[A run of records]
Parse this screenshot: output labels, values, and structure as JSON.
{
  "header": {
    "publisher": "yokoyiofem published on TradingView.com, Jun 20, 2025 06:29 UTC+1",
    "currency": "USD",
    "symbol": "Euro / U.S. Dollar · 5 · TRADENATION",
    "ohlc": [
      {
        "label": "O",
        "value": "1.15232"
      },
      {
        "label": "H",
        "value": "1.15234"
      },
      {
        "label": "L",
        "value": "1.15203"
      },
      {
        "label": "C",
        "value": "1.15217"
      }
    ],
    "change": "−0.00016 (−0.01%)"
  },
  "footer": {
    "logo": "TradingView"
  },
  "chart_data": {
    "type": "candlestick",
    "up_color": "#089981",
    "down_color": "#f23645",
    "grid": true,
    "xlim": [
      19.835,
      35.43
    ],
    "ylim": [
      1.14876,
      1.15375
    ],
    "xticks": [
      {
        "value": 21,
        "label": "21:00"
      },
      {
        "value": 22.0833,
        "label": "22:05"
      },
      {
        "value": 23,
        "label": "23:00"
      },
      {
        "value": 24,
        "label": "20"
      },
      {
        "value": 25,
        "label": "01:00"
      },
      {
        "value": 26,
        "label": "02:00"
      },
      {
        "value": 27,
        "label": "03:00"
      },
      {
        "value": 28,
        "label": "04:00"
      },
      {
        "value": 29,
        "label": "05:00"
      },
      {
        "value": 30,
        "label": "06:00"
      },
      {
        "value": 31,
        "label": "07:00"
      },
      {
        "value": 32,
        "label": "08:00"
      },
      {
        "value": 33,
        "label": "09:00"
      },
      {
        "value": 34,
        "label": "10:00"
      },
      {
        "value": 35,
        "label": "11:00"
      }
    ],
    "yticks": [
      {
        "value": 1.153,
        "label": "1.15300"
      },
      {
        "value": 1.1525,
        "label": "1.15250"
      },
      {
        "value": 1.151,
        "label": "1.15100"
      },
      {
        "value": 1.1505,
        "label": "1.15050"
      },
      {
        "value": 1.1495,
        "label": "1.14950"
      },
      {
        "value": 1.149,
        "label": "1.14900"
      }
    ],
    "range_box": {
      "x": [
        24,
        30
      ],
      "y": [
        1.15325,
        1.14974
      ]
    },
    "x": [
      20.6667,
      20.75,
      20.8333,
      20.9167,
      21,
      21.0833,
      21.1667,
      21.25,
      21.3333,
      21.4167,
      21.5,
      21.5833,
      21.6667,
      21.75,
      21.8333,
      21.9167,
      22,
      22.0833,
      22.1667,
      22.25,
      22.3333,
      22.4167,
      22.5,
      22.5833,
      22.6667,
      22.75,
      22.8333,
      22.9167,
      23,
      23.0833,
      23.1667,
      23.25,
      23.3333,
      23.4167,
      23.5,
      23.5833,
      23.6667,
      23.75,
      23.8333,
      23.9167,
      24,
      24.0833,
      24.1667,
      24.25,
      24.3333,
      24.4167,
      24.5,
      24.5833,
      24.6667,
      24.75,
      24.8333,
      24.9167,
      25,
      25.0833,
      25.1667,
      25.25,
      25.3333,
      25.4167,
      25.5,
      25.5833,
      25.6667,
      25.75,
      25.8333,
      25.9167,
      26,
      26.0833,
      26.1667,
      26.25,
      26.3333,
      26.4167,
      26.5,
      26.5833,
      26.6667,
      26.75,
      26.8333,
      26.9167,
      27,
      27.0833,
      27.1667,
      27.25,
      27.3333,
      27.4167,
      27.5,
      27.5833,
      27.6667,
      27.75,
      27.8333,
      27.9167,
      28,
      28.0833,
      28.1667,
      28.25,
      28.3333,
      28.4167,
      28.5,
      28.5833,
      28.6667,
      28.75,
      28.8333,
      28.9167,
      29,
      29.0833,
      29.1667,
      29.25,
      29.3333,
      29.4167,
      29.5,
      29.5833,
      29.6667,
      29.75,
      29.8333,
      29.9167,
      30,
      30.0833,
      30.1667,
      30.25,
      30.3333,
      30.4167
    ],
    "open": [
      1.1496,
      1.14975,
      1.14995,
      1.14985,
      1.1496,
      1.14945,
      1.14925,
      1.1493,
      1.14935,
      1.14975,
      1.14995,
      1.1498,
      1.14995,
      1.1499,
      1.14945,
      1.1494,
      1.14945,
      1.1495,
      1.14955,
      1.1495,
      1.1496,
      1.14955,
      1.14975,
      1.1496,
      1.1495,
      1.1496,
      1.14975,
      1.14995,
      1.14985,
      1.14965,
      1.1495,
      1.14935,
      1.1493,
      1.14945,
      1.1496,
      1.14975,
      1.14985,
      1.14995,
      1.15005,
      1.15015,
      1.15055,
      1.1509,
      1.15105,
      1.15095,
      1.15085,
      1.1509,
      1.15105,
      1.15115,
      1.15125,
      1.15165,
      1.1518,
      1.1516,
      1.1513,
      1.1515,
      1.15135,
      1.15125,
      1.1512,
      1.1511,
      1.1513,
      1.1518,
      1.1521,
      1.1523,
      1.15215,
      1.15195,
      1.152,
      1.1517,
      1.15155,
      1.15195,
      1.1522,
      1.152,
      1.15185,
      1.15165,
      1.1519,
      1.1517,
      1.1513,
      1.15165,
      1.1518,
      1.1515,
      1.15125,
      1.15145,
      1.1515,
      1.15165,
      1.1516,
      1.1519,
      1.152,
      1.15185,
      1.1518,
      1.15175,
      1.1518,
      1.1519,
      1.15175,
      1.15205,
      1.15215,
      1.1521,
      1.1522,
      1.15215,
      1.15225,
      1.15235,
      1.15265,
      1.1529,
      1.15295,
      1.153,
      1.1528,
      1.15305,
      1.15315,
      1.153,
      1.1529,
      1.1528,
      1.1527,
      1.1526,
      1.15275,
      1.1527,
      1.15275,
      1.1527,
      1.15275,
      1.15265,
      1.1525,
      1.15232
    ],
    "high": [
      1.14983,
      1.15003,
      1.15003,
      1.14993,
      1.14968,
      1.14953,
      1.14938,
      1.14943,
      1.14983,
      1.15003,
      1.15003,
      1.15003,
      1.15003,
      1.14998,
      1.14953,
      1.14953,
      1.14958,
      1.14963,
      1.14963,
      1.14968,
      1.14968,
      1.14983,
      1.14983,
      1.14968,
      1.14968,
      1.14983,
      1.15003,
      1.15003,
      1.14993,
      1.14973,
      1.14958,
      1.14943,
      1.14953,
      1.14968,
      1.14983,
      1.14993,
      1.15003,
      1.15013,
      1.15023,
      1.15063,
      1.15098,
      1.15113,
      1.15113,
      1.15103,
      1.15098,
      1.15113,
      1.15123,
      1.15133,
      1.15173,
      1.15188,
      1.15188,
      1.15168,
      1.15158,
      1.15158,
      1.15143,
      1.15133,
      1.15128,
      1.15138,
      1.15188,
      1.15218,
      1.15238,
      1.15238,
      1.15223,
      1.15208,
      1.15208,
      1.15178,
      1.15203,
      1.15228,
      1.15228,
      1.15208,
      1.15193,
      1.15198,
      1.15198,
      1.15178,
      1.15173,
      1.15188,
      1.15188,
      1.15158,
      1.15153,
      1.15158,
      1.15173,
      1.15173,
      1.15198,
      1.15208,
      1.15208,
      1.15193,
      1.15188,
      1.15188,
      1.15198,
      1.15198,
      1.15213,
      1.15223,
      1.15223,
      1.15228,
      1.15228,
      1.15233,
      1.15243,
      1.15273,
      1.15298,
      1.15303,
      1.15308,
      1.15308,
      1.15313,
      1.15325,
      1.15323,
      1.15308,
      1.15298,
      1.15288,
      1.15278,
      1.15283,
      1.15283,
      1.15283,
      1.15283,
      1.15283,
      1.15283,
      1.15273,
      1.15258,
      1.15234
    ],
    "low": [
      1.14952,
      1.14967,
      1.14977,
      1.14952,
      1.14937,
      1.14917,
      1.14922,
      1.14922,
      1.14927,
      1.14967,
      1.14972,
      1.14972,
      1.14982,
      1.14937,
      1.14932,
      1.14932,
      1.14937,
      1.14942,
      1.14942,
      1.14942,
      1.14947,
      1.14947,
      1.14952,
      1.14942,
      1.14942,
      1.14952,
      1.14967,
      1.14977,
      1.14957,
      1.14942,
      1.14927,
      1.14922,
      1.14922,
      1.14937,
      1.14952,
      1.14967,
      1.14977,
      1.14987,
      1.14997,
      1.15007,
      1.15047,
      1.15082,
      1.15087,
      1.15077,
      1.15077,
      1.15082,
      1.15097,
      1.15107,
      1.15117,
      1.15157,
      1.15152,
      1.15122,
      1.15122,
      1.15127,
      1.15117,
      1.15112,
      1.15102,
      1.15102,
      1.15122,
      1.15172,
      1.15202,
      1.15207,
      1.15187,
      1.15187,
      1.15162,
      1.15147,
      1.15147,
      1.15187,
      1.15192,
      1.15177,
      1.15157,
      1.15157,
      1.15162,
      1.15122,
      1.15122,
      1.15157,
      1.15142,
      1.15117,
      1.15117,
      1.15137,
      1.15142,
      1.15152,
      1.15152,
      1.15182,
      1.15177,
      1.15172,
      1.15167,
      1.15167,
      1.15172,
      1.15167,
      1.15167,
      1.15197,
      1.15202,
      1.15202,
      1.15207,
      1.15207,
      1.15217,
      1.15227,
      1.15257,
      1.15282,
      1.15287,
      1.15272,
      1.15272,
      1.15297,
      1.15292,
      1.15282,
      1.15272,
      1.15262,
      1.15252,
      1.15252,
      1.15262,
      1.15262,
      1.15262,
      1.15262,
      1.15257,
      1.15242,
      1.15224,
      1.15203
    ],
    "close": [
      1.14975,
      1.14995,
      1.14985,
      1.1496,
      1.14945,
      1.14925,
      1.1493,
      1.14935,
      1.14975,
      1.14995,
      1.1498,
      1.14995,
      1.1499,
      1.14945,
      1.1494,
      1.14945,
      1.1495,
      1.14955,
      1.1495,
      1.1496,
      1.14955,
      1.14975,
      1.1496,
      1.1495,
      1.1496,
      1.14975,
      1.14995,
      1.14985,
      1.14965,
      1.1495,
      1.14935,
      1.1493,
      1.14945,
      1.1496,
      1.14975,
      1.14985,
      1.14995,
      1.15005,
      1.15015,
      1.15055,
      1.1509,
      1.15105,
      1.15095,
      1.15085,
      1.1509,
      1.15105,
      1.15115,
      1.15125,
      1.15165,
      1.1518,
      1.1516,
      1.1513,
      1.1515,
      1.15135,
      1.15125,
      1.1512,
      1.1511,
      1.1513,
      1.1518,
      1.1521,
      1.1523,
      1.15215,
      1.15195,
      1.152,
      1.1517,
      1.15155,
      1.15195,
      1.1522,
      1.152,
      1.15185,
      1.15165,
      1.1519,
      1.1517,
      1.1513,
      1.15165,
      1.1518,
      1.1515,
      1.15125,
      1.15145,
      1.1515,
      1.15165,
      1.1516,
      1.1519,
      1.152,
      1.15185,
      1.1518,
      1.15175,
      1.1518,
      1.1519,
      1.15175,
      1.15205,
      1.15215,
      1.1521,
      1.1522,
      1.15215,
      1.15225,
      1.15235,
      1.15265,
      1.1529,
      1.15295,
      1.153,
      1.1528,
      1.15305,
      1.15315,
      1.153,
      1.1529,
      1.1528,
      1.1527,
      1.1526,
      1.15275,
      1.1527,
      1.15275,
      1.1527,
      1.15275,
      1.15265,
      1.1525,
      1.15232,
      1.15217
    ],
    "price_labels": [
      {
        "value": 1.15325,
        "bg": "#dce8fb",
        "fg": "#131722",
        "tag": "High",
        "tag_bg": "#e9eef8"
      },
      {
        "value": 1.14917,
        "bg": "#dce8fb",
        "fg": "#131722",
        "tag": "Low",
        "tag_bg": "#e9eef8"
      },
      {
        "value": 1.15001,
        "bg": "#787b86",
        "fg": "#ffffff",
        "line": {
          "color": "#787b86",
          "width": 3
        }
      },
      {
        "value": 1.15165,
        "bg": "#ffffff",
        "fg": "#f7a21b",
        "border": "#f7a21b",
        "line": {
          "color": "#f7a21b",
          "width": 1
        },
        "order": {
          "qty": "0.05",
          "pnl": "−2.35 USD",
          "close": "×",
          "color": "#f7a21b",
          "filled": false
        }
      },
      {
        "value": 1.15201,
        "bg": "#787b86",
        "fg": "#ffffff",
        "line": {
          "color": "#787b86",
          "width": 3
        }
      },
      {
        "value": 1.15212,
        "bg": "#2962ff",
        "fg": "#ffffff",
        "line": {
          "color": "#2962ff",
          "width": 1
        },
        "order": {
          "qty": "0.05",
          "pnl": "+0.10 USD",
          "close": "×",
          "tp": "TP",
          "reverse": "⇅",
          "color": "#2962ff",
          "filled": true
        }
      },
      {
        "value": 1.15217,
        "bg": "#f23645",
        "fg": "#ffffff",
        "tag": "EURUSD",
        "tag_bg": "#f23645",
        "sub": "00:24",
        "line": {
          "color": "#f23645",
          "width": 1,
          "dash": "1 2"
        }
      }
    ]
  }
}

Prompt :: Gather from the data above every line with the string "TradingView".

Right answer ::
    "publisher": "yokoyiofem published on TradingView.com, Jun 20, 2025 06:29 UTC+1",
    "logo": "TradingView"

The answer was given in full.